_Work to do_
Your task is to copy every line of this material exactly.

Collected data entries:
*-*-*
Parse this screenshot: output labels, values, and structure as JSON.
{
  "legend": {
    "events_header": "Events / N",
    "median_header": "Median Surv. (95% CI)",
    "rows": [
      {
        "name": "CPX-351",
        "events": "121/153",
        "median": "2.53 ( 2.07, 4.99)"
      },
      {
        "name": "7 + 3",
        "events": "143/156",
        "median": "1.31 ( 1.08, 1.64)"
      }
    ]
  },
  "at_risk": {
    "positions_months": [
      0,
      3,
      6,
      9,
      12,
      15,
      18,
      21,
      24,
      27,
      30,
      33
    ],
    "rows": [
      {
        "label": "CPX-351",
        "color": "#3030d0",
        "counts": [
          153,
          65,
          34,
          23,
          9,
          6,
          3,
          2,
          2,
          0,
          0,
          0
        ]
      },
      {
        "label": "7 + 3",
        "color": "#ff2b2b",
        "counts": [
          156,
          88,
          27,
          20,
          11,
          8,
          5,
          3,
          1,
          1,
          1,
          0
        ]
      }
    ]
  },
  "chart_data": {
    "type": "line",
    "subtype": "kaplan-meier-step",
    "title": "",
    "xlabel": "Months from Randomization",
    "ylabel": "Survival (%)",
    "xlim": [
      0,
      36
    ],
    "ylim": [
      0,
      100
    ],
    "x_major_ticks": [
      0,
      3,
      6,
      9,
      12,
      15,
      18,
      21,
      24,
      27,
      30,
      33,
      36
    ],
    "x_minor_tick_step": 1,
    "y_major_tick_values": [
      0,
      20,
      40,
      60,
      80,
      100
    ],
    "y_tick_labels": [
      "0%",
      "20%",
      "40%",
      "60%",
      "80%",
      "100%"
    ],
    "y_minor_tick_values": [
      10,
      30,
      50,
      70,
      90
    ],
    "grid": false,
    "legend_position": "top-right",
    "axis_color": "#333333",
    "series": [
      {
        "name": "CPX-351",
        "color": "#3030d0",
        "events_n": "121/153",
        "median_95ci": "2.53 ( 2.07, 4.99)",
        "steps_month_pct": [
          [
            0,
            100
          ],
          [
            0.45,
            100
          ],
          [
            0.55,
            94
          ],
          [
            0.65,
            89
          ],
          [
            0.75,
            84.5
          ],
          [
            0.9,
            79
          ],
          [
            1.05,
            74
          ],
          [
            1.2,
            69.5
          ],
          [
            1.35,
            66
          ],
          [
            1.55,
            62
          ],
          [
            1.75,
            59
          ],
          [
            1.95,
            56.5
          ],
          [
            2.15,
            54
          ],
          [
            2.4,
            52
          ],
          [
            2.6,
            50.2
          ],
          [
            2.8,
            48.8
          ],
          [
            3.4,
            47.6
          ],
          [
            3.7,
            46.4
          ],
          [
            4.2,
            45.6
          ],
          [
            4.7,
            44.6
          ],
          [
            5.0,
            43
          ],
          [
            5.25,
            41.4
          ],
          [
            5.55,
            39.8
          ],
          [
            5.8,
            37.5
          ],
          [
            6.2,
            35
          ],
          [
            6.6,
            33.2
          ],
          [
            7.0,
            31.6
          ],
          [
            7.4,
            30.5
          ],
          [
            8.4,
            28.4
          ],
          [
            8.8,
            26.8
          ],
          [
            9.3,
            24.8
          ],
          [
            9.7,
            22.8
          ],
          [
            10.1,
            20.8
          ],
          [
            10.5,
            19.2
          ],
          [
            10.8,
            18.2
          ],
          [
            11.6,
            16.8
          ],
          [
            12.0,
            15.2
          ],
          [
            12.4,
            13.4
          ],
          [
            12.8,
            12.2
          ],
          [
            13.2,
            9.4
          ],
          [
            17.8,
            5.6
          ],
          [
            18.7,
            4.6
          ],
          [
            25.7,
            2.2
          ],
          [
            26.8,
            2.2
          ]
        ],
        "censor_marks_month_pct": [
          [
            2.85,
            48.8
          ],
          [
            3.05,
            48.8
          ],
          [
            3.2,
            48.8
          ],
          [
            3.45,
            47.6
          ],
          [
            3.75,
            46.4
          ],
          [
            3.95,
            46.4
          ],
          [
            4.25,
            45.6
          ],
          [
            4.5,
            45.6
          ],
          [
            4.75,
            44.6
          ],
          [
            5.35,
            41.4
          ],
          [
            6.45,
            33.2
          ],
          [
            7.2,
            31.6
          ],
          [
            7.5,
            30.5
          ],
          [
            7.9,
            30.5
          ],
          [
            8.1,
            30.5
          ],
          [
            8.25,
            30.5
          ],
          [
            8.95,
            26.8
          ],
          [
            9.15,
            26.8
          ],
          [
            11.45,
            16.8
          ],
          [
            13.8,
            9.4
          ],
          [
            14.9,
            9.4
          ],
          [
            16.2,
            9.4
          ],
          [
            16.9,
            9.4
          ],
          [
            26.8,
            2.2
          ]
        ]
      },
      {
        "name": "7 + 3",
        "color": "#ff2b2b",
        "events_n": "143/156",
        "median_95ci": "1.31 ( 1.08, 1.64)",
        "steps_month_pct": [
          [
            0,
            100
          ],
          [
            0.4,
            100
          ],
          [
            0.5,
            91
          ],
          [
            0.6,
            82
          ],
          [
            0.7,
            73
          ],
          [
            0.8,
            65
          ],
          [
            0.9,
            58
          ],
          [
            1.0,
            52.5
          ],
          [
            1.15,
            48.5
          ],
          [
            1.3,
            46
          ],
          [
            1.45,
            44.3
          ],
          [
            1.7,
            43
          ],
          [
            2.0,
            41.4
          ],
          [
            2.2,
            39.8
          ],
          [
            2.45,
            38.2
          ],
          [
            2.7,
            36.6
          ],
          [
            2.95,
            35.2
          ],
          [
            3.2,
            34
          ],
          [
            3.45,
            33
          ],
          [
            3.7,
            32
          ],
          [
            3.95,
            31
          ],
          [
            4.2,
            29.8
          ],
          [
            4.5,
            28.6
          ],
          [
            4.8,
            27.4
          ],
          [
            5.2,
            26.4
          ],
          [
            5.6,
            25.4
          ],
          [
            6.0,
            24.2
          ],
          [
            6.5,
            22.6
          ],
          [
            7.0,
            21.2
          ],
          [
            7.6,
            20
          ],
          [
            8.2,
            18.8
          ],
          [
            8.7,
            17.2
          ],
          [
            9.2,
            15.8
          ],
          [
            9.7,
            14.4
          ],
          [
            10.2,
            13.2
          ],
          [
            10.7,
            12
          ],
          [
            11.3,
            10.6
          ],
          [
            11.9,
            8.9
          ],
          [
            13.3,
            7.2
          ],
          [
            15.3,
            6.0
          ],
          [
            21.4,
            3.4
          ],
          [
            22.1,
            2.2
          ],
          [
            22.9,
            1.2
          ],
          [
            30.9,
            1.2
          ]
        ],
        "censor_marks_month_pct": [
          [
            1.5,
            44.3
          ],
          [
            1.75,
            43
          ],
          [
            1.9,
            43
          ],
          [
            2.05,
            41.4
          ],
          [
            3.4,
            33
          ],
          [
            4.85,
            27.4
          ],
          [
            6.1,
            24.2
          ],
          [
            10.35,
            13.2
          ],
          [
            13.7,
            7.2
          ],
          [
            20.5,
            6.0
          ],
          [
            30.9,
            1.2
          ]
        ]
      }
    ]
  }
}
*-*-*
_Solution to the problem_
Parse this screenshot: output labels, values, and structure as JSON.
{
  "legend": {
    "events_header": "Events / N",
    "median_header": "Median Surv. (95% CI)",
    "rows": [
      {
        "name": "CPX-351",
        "events": "121/153",
        "median": "2.53 ( 2.07, 4.99)"
      },
      {
        "name": "7 + 3",
        "events": "143/156",
        "median": "1.31 ( 1.08, 1.64)"
      }
    ]
  },
  "at_risk": {
    "positions_months": [
      0,
      3,
      6,
      9,
      12,
      15,
      18,
      21,
      24,
      27,
      30,
      33
    ],
    "rows": [
      {
        "label": "CPX-351",
        "color": "#3030d0",
        "counts": [
          153,
          65,
          34,
          23,
          9,
          6,
          3,
          2,
          2,
          0,
          0,
          0
        ]
      },
      {
        "label": "7 + 3",
        "color": "#ff2b2b",
        "counts": [
          156,
          88,
          27,
          20,
          11,
          8,
          5,
          3,
          1,
          1,
          1,
          0
        ]
      }
    ]
  },
  "chart_data": {
    "type": "line",
    "subtype": "kaplan-meier-step",
    "title": "",
    "xlabel": "Months from Randomization",
    "ylabel": "Survival (%)",
    "xlim": [
      0,
      36
    ],
    "ylim": [
      0,
      100
    ],
    "x_major_ticks": [
      0,
      3,
      6,
      9,
      12,
      15,
      18,
      21,
      24,
      27,
      30,
      33,
      36
    ],
    "x_minor_tick_step": 1,
    "y_major_tick_values": [
      0,
      20,
      40,
      60,
      80,
      100
    ],
    "y_tick_labels": [
      "0%",
      "20%",
      "40%",
      "60%",
      "80%",
      "100%"
    ],
    "y_minor_tick_values": [
      10,
      30,
      50,
      70,
      90
    ],
    "grid": false,
    "legend_position": "top-right",
    "axis_color": "#333333",
    "series": [
      {
        "name": "CPX-351",
        "color": "#3030d0",
        "events_n": "121/153",
        "median_95ci": "2.53 ( 2.07, 4.99)",
        "steps_month_pct": [
          [
            0,
            100
          ],
          [
            0.45,
            100
          ],
          [
            0.55,
            94
          ],
          [
            0.65,
            89
          ],
          [
            0.75,
            84.5
          ],
          [
            0.9,
            79
          ],
          [
            1.05,
            74
          ],
          [
            1.2,
            69.5
          ],
          [
            1.35,
            66
          ],
          [
            1.55,
            62
          ],
          [
            1.75,
            59
          ],
          [
            1.95,
            56.5
          ],
          [
            2.15,
            54
          ],
          [
            2.4,
            52
          ],
          [
            2.6,
            50.2
          ],
          [
            2.8,
            48.8
          ],
          [
            3.4,
            47.6
          ],
          [
            3.7,
            46.4
          ],
          [
            4.2,
            45.6
          ],
          [
            4.7,
            44.6
          ],
          [
            5.0,
            43
          ],
          [
            5.25,
            41.4
          ],
          [
            5.55,
            39.8
          ],
          [
            5.8,
            37.5
          ],
          [
            6.2,
            35
          ],
          [
            6.6,
            33.2
          ],
          [
            7.0,
            31.6
          ],
          [
            7.4,
            30.5
          ],
          [
            8.4,
            28.4
          ],
          [
            8.8,
            26.8
          ],
          [
            9.3,
            24.8
          ],
          [
            9.7,
            22.8
          ],
          [
            10.1,
            20.8
          ],
          [
            10.5,
            19.2
          ],
          [
            10.8,
            18.2
          ],
          [
            11.6,
            16.8
          ],
          [
            12.0,
            15.2
          ],
          [
            12.4,
            13.4
          ],
          [
            12.8,
            12.2
          ],
          [
            13.2,
            9.4
          ],
          [
            17.8,
            5.6
          ],
          [
            18.7,
            4.6
          ],
          [
            25.7,
            2.2
          ],
          [
            26.8,
            2.2
          ]
        ],
        "censor_marks_month_pct": [
          [
            2.85,
            48.8
          ],
          [
            3.05,
            48.8
          ],
          [
            3.2,
            48.8
          ],
          [
            3.45,
            47.6
          ],
          [
            3.75,
            46.4
          ],
          [
            3.95,
            46.4
          ],
          [
            4.25,
            45.6
          ],
          [
            4.5,
            45.6
          ],
          [
            4.75,
            44.6
          ],
          [
            5.35,
            41.4
          ],
          [
            6.45,
            33.2
          ],
          [
            7.2,
            31.6
          ],
          [
            7.5,
            30.5
          ],
          [
            7.9,
            30.5
          ],
          [
            8.1,
            30.5
          ],
          [
            8.25,
            30.5
          ],
          [
            8.95,
            26.8
          ],
          [
            9.15,
            26.8
          ],
          [
            11.45,
            16.8
          ],
          [
            13.8,
            9.4
          ],
          [
            14.9,
            9.4
          ],
          [
            16.2,
            9.4
          ],
          [
            16.9,
            9.4
          ],
          [
            26.8,
            2.2
          ]
        ]
      },
      {
        "name": "7 + 3",
        "color": "#ff2b2b",
        "events_n": "143/156",
        "median_95ci": "1.31 ( 1.08, 1.64)",
        "steps_month_pct": [
          [
            0,
            100
          ],
          [
            0.4,
            100
          ],
          [
            0.5,
            91
          ],
          [
            0.6,
            82
          ],
          [
            0.7,
            73
          ],
          [
            0.8,
            65
          ],
          [
            0.9,
            58
          ],
          [
            1.0,
            52.5
          ],
          [
            1.15,
            48.5
          ],
          [
            1.3,
            46
          ],
          [
            1.45,
            44.3
          ],
          [
            1.7,
            43
          ],
          [
            2.0,
            41.4
          ],
          [
            2.2,
            39.8
          ],
          [
            2.45,
            38.2
          ],
          [
            2.7,
            36.6
          ],
          [
            2.95,
            35.2
          ],
          [
            3.2,
            34
          ],
          [
            3.45,
            33
          ],
          [
            3.7,
            32
          ],
          [
            3.95,
            31
          ],
          [
            4.2,
            29.8
          ],
          [
            4.5,
            28.6
          ],
          [
            4.8,
            27.4
          ],
          [
            5.2,
            26.4
          ],
          [
            5.6,
            25.4
          ],
          [
            6.0,
            24.2
          ],
          [
            6.5,
            22.6
          ],
          [
            7.0,
            21.2
          ],
          [
            7.6,
            20
          ],
          [
            8.2,
            18.8
          ],
          [
            8.7,
            17.2
          ],
          [
            9.2,
            15.8
          ],
          [
            9.7,
            14.4
          ],
          [
            10.2,
            13.2
          ],
          [
            10.7,
            12
          ],
          [
            11.3,
            10.6
          ],
          [
            11.9,
            8.9
          ],
          [
            13.3,
            7.2
          ],
          [
            15.3,
            6.0
          ],
          [
            21.4,
            3.4
          ],
          [
            22.1,
            2.2
          ],
          [
            22.9,
            1.2
          ],
          [
            30.9,
            1.2
          ]
        ],
        "censor_marks_month_pct": [
          [
            1.5,
            44.3
          ],
          [
            1.75,
            43
          ],
          [
            1.9,
            43
          ],
          [
            2.05,
            41.4
          ],
          [
            3.4,
            33
          ],
          [
            4.85,
            27.4
          ],
          [
            6.1,
            24.2
          ],
          [
            10.35,
            13.2
          ],
          [
            13.7,
            7.2
          ],
          [
            20.5,
            6.0
          ],
          [
            30.9,
            1.2
          ]
        ]
      }
    ]
  }
}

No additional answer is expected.